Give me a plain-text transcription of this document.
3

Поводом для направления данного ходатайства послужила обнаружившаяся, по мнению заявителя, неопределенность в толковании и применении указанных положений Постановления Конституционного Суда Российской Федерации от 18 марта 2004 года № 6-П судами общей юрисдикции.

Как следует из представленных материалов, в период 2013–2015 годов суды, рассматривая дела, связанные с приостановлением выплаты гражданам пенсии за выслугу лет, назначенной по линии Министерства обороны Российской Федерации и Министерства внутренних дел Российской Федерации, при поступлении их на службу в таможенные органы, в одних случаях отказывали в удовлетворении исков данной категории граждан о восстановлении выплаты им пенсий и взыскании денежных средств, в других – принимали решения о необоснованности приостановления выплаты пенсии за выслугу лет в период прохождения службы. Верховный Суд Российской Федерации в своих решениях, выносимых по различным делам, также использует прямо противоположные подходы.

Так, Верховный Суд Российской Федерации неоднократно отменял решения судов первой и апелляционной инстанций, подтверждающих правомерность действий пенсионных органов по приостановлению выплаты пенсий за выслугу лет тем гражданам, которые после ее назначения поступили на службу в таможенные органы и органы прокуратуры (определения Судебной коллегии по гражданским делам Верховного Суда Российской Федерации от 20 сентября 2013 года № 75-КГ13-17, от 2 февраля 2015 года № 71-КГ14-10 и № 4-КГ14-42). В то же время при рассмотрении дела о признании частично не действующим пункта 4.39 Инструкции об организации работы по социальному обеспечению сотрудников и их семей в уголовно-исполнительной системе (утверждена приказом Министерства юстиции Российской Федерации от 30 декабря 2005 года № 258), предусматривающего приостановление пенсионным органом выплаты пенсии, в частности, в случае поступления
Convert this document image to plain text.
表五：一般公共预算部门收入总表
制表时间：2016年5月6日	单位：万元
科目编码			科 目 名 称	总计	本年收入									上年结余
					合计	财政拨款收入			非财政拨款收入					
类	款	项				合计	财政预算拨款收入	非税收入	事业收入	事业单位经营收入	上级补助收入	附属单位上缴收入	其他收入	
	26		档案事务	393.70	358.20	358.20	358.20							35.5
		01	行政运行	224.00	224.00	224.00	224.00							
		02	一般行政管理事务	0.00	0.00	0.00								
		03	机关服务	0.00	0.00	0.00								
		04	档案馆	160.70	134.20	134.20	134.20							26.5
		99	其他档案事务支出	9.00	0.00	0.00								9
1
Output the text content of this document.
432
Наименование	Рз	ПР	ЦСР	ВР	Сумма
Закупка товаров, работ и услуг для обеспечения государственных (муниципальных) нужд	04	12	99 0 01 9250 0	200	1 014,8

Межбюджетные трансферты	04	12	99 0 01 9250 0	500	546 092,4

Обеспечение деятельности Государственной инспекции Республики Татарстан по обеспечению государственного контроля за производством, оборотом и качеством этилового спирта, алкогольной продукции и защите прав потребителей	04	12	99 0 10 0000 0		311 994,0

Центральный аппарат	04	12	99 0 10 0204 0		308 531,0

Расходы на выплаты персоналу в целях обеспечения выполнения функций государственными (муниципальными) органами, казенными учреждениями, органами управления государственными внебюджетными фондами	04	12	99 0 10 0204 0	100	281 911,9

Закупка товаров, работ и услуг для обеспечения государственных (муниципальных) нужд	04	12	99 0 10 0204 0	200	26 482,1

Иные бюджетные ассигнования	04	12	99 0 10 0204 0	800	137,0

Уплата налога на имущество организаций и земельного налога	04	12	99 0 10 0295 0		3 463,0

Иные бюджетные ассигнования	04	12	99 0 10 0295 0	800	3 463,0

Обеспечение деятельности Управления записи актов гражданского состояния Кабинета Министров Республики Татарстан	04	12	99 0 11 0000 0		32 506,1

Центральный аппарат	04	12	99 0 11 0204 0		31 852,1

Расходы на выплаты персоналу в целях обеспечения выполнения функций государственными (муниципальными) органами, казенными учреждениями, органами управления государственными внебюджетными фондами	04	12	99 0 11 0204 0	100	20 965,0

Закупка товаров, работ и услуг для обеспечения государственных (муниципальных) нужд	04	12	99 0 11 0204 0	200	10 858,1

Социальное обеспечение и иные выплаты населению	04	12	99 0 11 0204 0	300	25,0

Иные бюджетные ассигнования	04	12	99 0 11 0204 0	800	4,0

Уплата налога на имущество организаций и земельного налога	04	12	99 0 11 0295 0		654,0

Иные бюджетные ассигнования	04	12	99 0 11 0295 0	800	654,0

> Work to be completed
Print the complete listing again, exactly as it stands.

> Written response
Give me a plain-text transcription of this document.
3

Поводом для направления данного ходатайства послужила обнаружившаяся, по мнению заявителя, неопределенность в толковании и применении указанных положений Постановления Конституционного Суда Российской Федерации от 18 марта 2004 года № 6-П судами общей юрисдикции.

Как следует из представленных материалов, в период 2013–2015 годов суды, рассматривая дела, связанные с приостановлением выплаты гражданам пенсии за выслугу лет, назначенной по линии Министерства обороны Российской Федерации и Министерства внутренних дел Российской Федерации, при поступлении их на службу в таможенные органы, в одних случаях отказывали в удовлетворении исков данной категории граждан о восстановлении выплаты им пенсий и взыскании денежных средств, в других – принимали решения о необоснованности приостановления выплаты пенсии за выслугу лет в период прохождения службы. Верховный Суд Российской Федерации в своих решениях, выносимых по различным делам, также использует прямо противоположные подходы.

Так, Верховный Суд Российской Федерации неоднократно отменял решения судов первой и апелляционной инстанций, подтверждающих правомерность действий пенсионных органов по приостановлению выплаты пенсий за выслугу лет тем гражданам, которые после ее назначения поступили на службу в таможенные органы и органы прокуратуры (определения Судебной коллегии по гражданским делам Верховного Суда Российской Федерации от 20 сентября 2013 года № 75-КГ13-17, от 2 февраля 2015 года № 71-КГ14-10 и № 4-КГ14-42). В то же время при рассмотрении дела о признании частично не действующим пункта 4.39 Инструкции об организации работы по социальному обеспечению сотрудников и их семей в уголовно-исполнительной системе (утверждена приказом Министерства юстиции Российской Федерации от 30 декабря 2005 года № 258), предусматривающего приостановление пенсионным органом выплаты пенсии, в частности, в случае поступления
Convert this document image to plain text.
表五：一般公共预算部门收入总表
制表时间：2016年5月6日	单位：万元
科目编码			科 目 名 称	总计	本年收入									上年结余
					合计	财政拨款收入			非财政拨款收入					
类	款	项				合计	财政预算拨款收入	非税收入	事业收入	事业单位经营收入	上级补助收入	附属单位上缴收入	其他收入	
	26		档案事务	393.70	358.20	358.20	358.20							35.5
		01	行政运行	224.00	224.00	224.00	224.00							
		02	一般行政管理事务	0.00	0.00	0.00								
		03	机关服务	0.00	0.00	0.00								
		04	档案馆	160.70	134.20	134.20	134.20							26.5
		99	其他档案事务支出	9.00	0.00	0.00								9
1
Output the text content of this document.
432
Наименование	Рз	ПР	ЦСР	ВР	Сумма
Закупка товаров, работ и услуг для обеспечения государственных (муниципальных) нужд	04	12	99 0 01 9250 0	200	1 014,8

Межбюджетные трансферты	04	12	99 0 01 9250 0	500	546 092,4

Обеспечение деятельности Государственной инспекции Республики Татарстан по обеспечению государственного контроля за производством, оборотом и качеством этилового спирта, алкогольной продукции и защите прав потребителей	04	12	99 0 10 0000 0		311 994,0

Центральный аппарат	04	12	99 0 10 0204 0		308 531,0

Расходы на выплаты персоналу в целях обеспечения выполнения функций государственными (муниципальными) органами, казенными учреждениями, органами управления государственными внебюджетными фондами	04	12	99 0 10 0204 0	100	281 911,9

Закупка товаров, работ и услуг для обеспечения государственных (муниципальных) нужд	04	12	99 0 10 0204 0	200	26 482,1

Иные бюджетные ассигнования	04	12	99 0 10 0204 0	800	137,0

Уплата налога на имущество организаций и земельного налога	04	12	99 0 10 0295 0		3 463,0

Иные бюджетные ассигнования	04	12	99 0 10 0295 0	800	3 463,0

Обеспечение деятельности Управления записи актов гражданского состояния Кабинета Министров Республики Татарстан	04	12	99 0 11 0000 0		32 506,1

Центральный аппарат	04	12	99 0 11 0204 0		31 852,1

Расходы на выплаты персоналу в целях обеспечения выполнения функций государственными (муниципальными) органами, казенными учреждениями, органами управления государственными внебюджетными фондами	04	12	99 0 11 0204 0	100	20 965,0

Закупка товаров, работ и услуг для обеспечения государственных (муниципальных) нужд	04	12	99 0 11 0204 0	200	10 858,1

Социальное обеспечение и иные выплаты населению	04	12	99 0 11 0204 0	300	25,0

Иные бюджетные ассигнования	04	12	99 0 11 0204 0	800	4,0

Уплата налога на имущество организаций и земельного налога	04	12	99 0 11 0295 0		654,0

Иные бюджетные ассигнования	04	12	99 0 11 0295 0	800	654,0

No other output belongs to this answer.